'''
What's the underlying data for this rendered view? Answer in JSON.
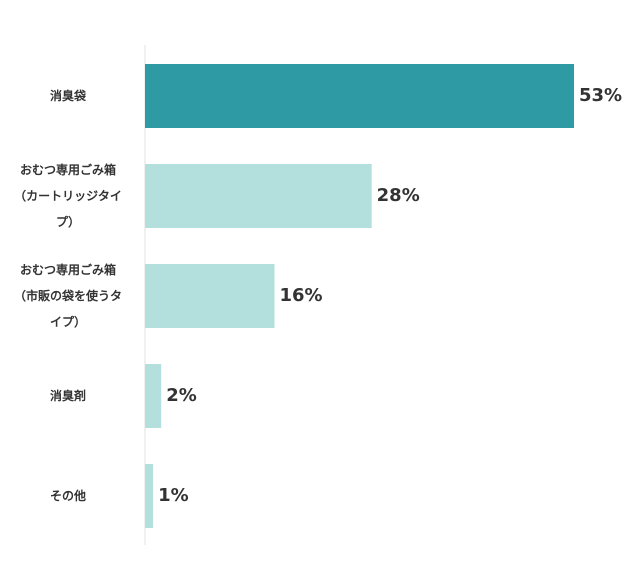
{
  "chart_data": {
    "type": "bar",
    "orientation": "horizontal",
    "categories": [
      "消臭袋",
      "おむつ専用ごみ箱\n（カートリッジタイ\nプ）",
      "おむつ専用ごみ箱\n（市販の袋を使うタ\nイプ）",
      "消臭剤",
      "その他"
    ],
    "values": [
      53,
      28,
      16,
      2,
      1
    ],
    "value_labels": [
      "53%",
      "28%",
      "16%",
      "2%",
      "1%"
    ],
    "unit": "%",
    "xlim": [
      0,
      53
    ],
    "title": "",
    "xlabel": "",
    "ylabel": "",
    "grid": false,
    "legend": "none",
    "colors": {
      "highlight": "#2e9aa3",
      "default": "#b3dfdc",
      "axis": "#e3e3e3",
      "text": "#333333"
    },
    "highlight_index": 0
  }
}
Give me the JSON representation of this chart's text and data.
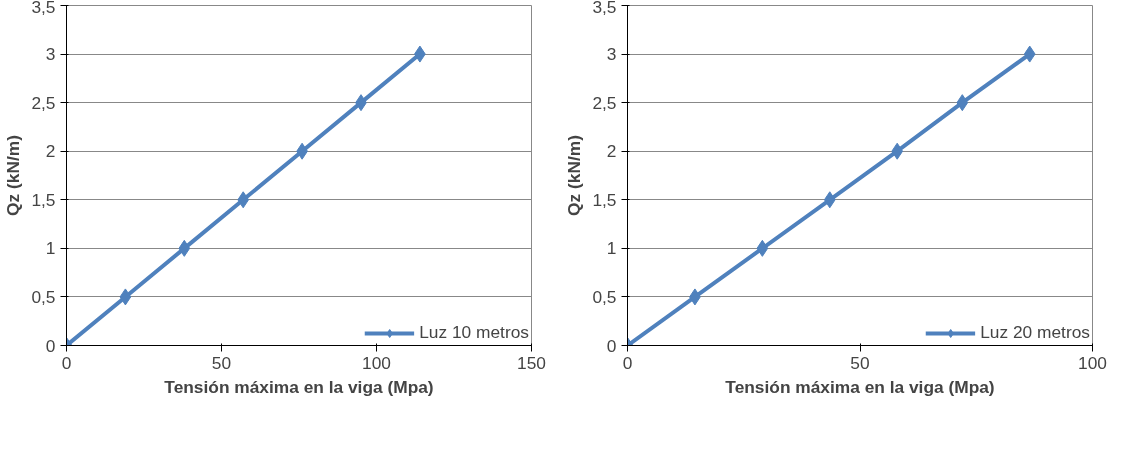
{
  "chart_data": [
    {
      "type": "line",
      "xlabel": "Tensión máxima en la viga (Mpa)",
      "ylabel": "Qz (kN/m)",
      "x": [
        0,
        19,
        38,
        57,
        76,
        95,
        114
      ],
      "series": [
        {
          "name": "Luz 10 metros",
          "color": "#4f81bd",
          "values": [
            0,
            0.5,
            1,
            1.5,
            2,
            2.5,
            3
          ]
        }
      ],
      "xlim": [
        0,
        150
      ],
      "xticks": [
        0,
        50,
        100,
        150
      ],
      "ylim": [
        0,
        3.5
      ],
      "yticks": [
        0,
        {
          "value": 0.5,
          "label": "0,5"
        },
        1,
        {
          "value": 1.5,
          "label": "1,5"
        },
        2,
        {
          "value": 2.5,
          "label": "2,5"
        },
        3,
        {
          "value": 3.5,
          "label": "3,5"
        }
      ],
      "grid": "y",
      "legend": "bottom right",
      "marker": "diamond",
      "line_style": "solid"
    },
    {
      "type": "line",
      "xlabel": "Tensión máxima en la viga (Mpa)",
      "ylabel": "Qz (kN/m)",
      "x": [
        0,
        14.5,
        29,
        43.5,
        58,
        72,
        86.5
      ],
      "series": [
        {
          "name": "Luz 20 metros",
          "color": "#4f81bd",
          "values": [
            0,
            0.5,
            1,
            1.5,
            2,
            2.5,
            3
          ]
        }
      ],
      "xlim": [
        0,
        100
      ],
      "xticks": [
        0,
        50,
        100
      ],
      "ylim": [
        0,
        3.5
      ],
      "yticks": [
        0,
        {
          "value": 0.5,
          "label": "0,5"
        },
        1,
        {
          "value": 1.5,
          "label": "1,5"
        },
        2,
        {
          "value": 2.5,
          "label": "2,5"
        },
        3,
        {
          "value": 3.5,
          "label": "3,5"
        }
      ],
      "grid": "y",
      "legend": "bottom right",
      "marker": "diamond",
      "line_style": "solid"
    }
  ]
}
'''
_PROBLEM TO WORK ON:_ Answer with one number: how many lines of the entries above include the word "this".

_OUTPUT BELOW:_ 2